**WORK TO DO**. State how many lines of the listing below contain the word "black" with matching case. Reply with the number only.

**INPUT ROWS**.
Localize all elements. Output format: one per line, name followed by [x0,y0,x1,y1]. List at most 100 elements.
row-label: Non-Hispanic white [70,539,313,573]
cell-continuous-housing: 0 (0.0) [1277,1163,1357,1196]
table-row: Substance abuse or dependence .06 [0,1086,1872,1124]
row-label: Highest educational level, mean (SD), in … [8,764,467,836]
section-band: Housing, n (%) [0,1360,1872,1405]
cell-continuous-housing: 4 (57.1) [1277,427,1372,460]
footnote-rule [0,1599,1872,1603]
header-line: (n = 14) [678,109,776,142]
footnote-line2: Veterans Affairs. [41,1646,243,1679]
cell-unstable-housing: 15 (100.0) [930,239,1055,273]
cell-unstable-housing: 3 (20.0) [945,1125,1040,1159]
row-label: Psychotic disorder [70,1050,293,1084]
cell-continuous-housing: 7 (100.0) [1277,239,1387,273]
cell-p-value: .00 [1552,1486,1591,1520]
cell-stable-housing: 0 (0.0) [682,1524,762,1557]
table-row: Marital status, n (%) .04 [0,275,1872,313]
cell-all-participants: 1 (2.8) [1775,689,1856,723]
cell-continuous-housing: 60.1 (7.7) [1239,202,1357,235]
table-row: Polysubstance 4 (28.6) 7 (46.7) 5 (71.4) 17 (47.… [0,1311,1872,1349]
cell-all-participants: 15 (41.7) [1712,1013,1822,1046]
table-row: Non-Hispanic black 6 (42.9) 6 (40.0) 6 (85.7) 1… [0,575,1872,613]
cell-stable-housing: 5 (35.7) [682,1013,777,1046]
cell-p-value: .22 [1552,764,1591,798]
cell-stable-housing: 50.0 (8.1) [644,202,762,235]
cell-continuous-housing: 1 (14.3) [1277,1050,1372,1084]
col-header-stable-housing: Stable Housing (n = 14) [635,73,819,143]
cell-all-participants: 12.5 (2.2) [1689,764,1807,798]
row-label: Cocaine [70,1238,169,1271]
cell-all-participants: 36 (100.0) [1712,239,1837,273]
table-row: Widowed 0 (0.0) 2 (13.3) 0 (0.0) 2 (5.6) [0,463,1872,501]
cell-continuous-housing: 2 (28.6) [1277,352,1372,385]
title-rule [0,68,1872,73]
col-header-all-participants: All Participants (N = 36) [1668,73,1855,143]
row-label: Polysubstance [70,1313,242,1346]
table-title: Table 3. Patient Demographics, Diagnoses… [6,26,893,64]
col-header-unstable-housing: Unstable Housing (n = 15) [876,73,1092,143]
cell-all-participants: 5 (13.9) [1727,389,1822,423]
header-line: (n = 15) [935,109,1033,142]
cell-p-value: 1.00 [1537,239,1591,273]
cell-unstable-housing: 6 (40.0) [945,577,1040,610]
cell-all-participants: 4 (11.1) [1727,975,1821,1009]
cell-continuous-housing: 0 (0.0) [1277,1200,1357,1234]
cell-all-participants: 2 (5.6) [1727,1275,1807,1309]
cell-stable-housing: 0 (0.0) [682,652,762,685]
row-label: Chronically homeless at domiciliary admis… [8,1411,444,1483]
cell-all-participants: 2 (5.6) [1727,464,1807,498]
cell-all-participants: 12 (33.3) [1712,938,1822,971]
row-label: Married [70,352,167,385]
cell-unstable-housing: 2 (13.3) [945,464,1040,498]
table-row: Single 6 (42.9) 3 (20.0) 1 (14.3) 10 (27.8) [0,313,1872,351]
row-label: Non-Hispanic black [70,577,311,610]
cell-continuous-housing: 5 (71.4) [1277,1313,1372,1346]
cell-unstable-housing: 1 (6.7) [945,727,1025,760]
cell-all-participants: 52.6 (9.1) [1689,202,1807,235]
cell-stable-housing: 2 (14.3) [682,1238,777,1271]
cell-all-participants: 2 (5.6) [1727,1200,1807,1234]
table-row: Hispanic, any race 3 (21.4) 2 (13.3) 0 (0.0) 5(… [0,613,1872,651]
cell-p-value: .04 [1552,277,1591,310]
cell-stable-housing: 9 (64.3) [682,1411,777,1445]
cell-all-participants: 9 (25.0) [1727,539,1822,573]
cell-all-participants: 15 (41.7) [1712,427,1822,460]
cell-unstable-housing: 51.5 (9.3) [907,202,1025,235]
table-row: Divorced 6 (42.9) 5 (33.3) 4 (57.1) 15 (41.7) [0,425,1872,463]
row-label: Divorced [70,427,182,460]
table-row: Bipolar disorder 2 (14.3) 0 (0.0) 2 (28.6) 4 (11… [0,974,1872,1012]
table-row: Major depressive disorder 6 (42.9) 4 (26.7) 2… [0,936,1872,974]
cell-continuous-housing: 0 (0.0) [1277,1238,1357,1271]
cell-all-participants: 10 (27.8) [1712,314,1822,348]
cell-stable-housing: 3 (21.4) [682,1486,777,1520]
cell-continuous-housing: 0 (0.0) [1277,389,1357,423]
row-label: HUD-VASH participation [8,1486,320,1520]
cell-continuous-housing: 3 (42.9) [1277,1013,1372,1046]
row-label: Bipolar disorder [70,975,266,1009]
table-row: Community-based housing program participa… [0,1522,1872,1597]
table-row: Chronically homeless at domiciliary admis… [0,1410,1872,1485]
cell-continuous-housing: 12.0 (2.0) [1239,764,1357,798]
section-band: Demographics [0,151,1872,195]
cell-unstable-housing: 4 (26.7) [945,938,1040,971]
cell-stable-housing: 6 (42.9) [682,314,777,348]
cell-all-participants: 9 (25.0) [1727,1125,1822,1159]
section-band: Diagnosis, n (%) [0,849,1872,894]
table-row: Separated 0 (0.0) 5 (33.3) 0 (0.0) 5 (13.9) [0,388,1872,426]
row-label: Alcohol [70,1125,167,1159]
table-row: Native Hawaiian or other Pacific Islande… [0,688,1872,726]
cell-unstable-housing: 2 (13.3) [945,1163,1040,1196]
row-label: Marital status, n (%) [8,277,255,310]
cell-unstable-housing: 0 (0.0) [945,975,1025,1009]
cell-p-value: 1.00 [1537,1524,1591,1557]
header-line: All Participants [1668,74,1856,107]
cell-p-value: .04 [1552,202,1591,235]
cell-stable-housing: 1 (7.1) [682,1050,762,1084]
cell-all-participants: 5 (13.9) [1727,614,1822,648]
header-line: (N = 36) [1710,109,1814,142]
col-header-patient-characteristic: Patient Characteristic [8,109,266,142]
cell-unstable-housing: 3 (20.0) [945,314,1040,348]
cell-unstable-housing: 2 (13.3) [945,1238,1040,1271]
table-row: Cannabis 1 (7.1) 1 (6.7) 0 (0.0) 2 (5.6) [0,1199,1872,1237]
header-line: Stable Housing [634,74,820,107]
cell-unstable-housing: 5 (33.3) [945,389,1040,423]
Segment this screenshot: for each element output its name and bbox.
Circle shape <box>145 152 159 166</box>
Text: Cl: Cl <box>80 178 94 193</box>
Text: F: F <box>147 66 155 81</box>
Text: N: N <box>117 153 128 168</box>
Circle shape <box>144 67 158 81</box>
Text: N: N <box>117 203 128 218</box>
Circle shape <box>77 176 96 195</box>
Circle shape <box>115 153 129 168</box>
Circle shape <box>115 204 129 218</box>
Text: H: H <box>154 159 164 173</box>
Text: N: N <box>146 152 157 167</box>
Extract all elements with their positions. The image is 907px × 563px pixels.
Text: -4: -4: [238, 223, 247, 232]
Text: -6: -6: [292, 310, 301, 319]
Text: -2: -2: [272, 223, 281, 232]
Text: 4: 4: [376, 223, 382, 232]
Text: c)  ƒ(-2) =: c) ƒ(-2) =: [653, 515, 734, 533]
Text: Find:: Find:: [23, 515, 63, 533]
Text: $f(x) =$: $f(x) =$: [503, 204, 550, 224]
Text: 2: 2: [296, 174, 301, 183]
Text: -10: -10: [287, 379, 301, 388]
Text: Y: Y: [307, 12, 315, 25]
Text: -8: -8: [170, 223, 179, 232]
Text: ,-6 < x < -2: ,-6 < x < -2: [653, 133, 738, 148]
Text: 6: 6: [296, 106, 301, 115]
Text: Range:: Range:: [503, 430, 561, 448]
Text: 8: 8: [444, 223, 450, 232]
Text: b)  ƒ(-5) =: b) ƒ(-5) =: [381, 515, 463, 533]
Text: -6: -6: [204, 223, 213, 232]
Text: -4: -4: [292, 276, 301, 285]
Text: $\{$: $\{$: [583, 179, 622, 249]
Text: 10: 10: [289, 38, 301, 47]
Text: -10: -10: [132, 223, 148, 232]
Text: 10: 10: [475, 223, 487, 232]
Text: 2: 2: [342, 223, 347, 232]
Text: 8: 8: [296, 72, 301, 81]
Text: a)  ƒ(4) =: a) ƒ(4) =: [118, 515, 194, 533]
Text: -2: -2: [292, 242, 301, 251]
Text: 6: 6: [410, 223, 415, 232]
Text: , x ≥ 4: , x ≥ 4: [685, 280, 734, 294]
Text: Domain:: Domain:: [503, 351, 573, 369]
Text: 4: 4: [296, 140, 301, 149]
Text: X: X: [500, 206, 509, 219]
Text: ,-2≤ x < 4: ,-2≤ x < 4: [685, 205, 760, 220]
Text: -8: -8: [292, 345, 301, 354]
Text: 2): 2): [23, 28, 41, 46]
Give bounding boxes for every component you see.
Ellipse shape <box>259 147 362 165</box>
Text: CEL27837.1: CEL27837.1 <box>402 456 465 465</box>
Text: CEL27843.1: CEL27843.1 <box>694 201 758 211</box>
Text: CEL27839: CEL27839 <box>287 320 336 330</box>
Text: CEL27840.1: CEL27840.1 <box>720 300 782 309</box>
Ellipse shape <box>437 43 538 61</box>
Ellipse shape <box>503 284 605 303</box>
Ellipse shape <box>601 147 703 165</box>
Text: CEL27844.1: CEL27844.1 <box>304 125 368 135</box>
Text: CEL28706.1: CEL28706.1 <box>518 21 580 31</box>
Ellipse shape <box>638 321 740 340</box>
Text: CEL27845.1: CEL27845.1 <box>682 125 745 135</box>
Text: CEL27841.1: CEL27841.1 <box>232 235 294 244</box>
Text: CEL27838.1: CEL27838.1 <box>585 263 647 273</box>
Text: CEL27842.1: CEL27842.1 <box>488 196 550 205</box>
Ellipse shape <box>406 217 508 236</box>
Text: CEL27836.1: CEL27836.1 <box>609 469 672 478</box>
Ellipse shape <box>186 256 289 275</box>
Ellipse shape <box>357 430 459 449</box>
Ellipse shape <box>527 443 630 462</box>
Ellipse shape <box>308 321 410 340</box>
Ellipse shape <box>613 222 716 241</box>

**FINISHED EXERCISE**. 2